--- start of Listed records ---
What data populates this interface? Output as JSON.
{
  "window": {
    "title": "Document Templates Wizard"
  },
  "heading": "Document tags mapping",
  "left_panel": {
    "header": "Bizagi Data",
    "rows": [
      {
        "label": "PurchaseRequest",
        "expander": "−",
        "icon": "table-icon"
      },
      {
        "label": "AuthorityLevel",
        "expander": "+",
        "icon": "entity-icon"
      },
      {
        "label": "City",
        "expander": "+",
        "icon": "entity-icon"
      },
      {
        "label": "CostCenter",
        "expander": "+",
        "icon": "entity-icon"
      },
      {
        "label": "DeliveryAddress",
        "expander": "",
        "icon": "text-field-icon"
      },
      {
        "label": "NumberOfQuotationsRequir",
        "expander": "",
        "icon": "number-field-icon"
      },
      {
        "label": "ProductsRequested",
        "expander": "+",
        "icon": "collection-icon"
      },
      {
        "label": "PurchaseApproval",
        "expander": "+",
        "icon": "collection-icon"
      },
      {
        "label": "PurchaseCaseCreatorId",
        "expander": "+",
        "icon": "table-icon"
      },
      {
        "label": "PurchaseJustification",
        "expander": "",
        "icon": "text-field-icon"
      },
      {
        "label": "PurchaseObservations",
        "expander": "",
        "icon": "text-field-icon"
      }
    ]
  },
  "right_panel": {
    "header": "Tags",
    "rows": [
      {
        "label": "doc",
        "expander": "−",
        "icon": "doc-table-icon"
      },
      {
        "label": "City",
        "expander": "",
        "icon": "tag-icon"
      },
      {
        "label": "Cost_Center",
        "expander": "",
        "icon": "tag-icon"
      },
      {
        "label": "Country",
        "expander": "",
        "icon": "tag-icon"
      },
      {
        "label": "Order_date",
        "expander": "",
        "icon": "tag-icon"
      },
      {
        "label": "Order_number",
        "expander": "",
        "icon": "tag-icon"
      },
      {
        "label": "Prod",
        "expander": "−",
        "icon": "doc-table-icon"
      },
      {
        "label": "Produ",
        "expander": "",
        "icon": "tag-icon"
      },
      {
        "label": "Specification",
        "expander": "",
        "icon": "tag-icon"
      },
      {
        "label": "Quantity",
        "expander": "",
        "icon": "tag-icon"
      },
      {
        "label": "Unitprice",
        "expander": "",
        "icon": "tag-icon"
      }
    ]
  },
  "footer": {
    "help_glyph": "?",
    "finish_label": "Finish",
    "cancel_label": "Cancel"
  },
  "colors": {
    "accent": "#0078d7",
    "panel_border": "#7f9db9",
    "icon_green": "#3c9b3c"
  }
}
--- end of Listed records ---
_Problem requirements_
Write the data out again in full and exactly.

_Result_
What data populates this interface? Output as JSON.
{
  "window": {
    "title": "Document Templates Wizard"
  },
  "heading": "Document tags mapping",
  "left_panel": {
    "header": "Bizagi Data",
    "rows": [
      {
        "label": "PurchaseRequest",
        "expander": "−",
        "icon": "table-icon"
      },
      {
        "label": "AuthorityLevel",
        "expander": "+",
        "icon": "entity-icon"
      },
      {
        "label": "City",
        "expander": "+",
        "icon": "entity-icon"
      },
      {
        "label": "CostCenter",
        "expander": "+",
        "icon": "entity-icon"
      },
      {
        "label": "DeliveryAddress",
        "expander": "",
        "icon": "text-field-icon"
      },
      {
        "label": "NumberOfQuotationsRequir",
        "expander": "",
        "icon": "number-field-icon"
      },
      {
        "label": "ProductsRequested",
        "expander": "+",
        "icon": "collection-icon"
      },
      {
        "label": "PurchaseApproval",
        "expander": "+",
        "icon": "collection-icon"
      },
      {
        "label": "PurchaseCaseCreatorId",
        "expander": "+",
        "icon": "table-icon"
      },
      {
        "label": "PurchaseJustification",
        "expander": "",
        "icon": "text-field-icon"
      },
      {
        "label": "PurchaseObservations",
        "expander": "",
        "icon": "text-field-icon"
      }
    ]
  },
  "right_panel": {
    "header": "Tags",
    "rows": [
      {
        "label": "doc",
        "expander": "−",
        "icon": "doc-table-icon"
      },
      {
        "label": "City",
        "expander": "",
        "icon": "tag-icon"
      },
      {
        "label": "Cost_Center",
        "expander": "",
        "icon": "tag-icon"
      },
      {
        "label": "Country",
        "expander": "",
        "icon": "tag-icon"
      },
      {
        "label": "Order_date",
        "expander": "",
        "icon": "tag-icon"
      },
      {
        "label": "Order_number",
        "expander": "",
        "icon": "tag-icon"
      },
      {
        "label": "Prod",
        "expander": "−",
        "icon": "doc-table-icon"
      },
      {
        "label": "Produ",
        "expander": "",
        "icon": "tag-icon"
      },
      {
        "label": "Specification",
        "expander": "",
        "icon": "tag-icon"
      },
      {
        "label": "Quantity",
        "expander": "",
        "icon": "tag-icon"
      },
      {
        "label": "Unitprice",
        "expander": "",
        "icon": "tag-icon"
      }
    ]
  },
  "footer": {
    "help_glyph": "?",
    "finish_label": "Finish",
    "cancel_label": "Cancel"
  },
  "colors": {
    "accent": "#0078d7",
    "panel_border": "#7f9db9",
    "icon_green": "#3c9b3c"
  }
}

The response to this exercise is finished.